Directions: Recast every line of the items below as a Markdown table with the columns "No." and "Entry", numbering the rows and skipping blank lines. Leave the pictures out of the answer.
-*-
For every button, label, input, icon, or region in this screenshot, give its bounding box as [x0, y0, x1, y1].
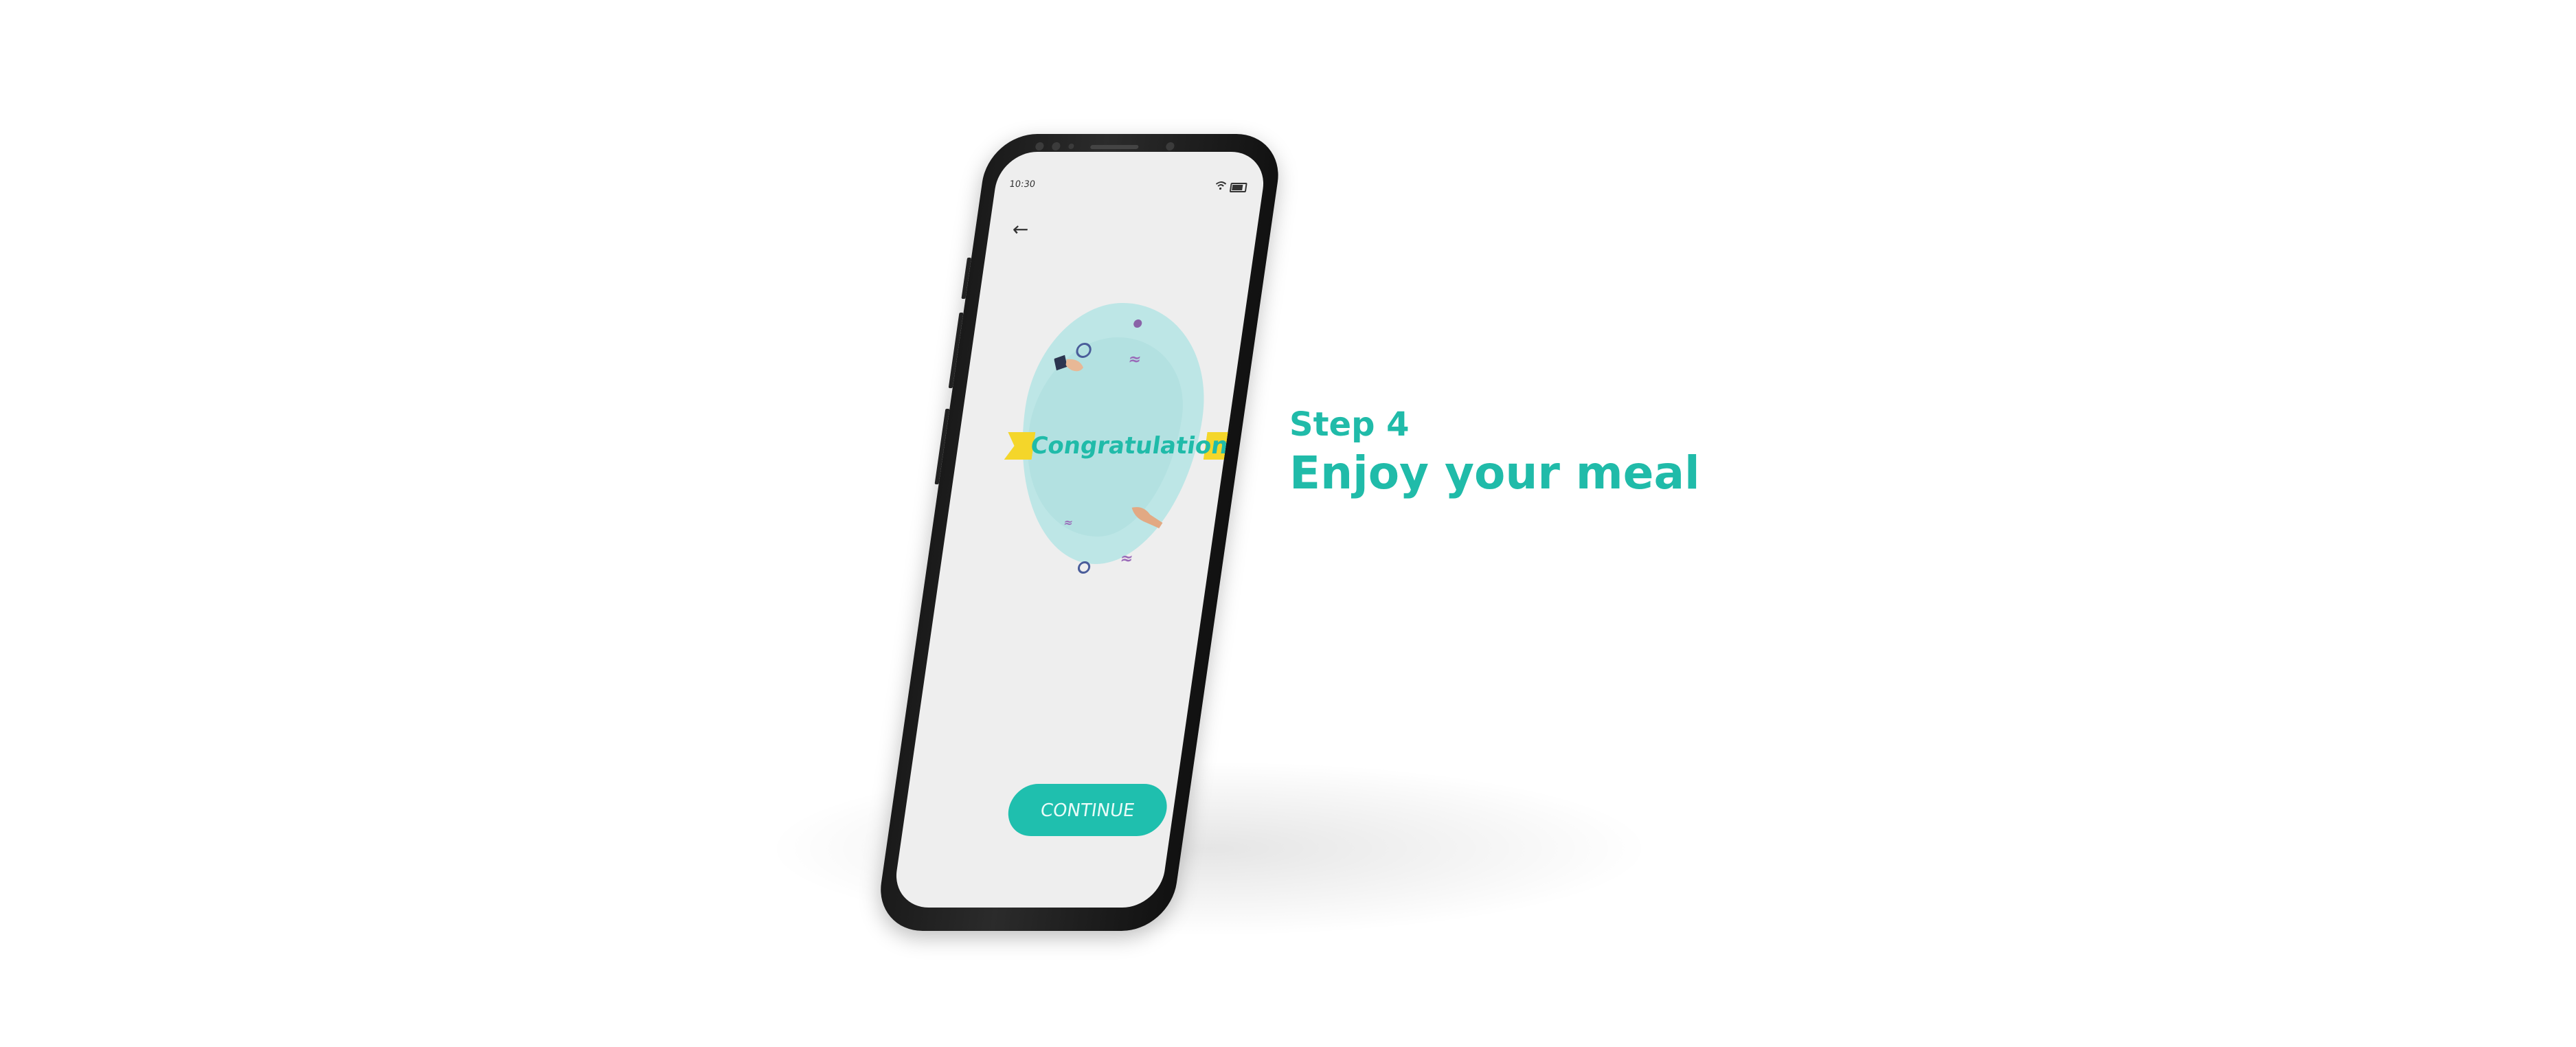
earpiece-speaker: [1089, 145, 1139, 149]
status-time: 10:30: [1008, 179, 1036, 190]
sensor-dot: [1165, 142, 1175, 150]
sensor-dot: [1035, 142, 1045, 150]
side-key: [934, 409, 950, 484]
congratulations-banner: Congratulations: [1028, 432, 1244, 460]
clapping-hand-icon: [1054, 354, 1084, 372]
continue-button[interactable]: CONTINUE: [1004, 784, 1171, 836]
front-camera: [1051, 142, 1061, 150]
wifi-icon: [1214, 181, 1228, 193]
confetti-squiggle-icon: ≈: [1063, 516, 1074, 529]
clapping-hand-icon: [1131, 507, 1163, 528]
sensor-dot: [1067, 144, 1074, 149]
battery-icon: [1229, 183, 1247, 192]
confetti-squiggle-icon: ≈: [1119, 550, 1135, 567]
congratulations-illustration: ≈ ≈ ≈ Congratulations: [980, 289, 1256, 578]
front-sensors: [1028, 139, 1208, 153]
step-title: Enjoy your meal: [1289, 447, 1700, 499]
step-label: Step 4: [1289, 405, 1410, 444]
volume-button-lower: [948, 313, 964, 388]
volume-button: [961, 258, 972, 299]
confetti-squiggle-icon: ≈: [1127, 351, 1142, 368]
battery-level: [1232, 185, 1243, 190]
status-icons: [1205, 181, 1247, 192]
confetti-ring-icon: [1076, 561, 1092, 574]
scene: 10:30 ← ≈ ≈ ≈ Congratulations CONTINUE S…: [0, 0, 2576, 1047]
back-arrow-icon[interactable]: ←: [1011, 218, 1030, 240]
-*-
Written solution:
| No. | Entry |
|---|---|
| 1 | For every button, label, input, icon, or region in this screenshot, give its bounding box as [x0, y0, x1, y1]. |
| 2 | earpiece-speaker: [1089, 145, 1139, 149] |
| 3 | status-time: 10:30: [1008, 179, 1036, 190] |
| 4 | sensor-dot: [1165, 142, 1175, 150] |
| 5 | sensor-dot: [1035, 142, 1045, 150] |
| 6 | side-key: [934, 409, 950, 484] |
| 7 | congratulations-banner: Congratulations: [1028, 432, 1244, 460] |
| 8 | clapping-hand-icon: [1054, 354, 1084, 372] |
| 9 | continue-button[interactable]: CONTINUE: [1004, 784, 1171, 836] |
| 10 | front-camera: [1051, 142, 1061, 150] |
| 11 | wifi-icon: [1214, 181, 1228, 193] |
| 12 | confetti-squiggle-icon: ≈: [1063, 516, 1074, 529] |
| 13 | clapping-hand-icon: [1131, 507, 1163, 528] |
| 14 | sensor-dot: [1067, 144, 1074, 149] |
| 15 | battery-icon: [1229, 183, 1247, 192] |
| 16 | confetti-squiggle-icon: ≈: [1119, 550, 1135, 567] |
| 17 | congratulations-illustration: ≈ ≈ ≈ Congratulations: [980, 289, 1256, 578] |
| 18 | front-sensors: [1028, 139, 1208, 153] |
| 19 | step-title: Enjoy your meal: [1289, 447, 1700, 499] |
| 20 | step-label: Step 4: [1289, 405, 1410, 444] |
| 21 | volume-button-lower: [948, 313, 964, 388] |
| 22 | volume-button: [961, 258, 972, 299] |
| 23 | confetti-squiggle-icon: ≈: [1127, 351, 1142, 368] |
| 24 | battery-level: [1232, 185, 1243, 190] |
| 25 | status-icons: [1205, 181, 1247, 192] |
| 26 | confetti-ring-icon: [1076, 561, 1092, 574] |
| 27 | scene: 10:30 ← ≈ ≈ ≈ Congratulations CONTINUE S…: [0, 0, 2576, 1047] |
| 28 | back-arrow-icon[interactable]: ←: [1011, 218, 1030, 240] |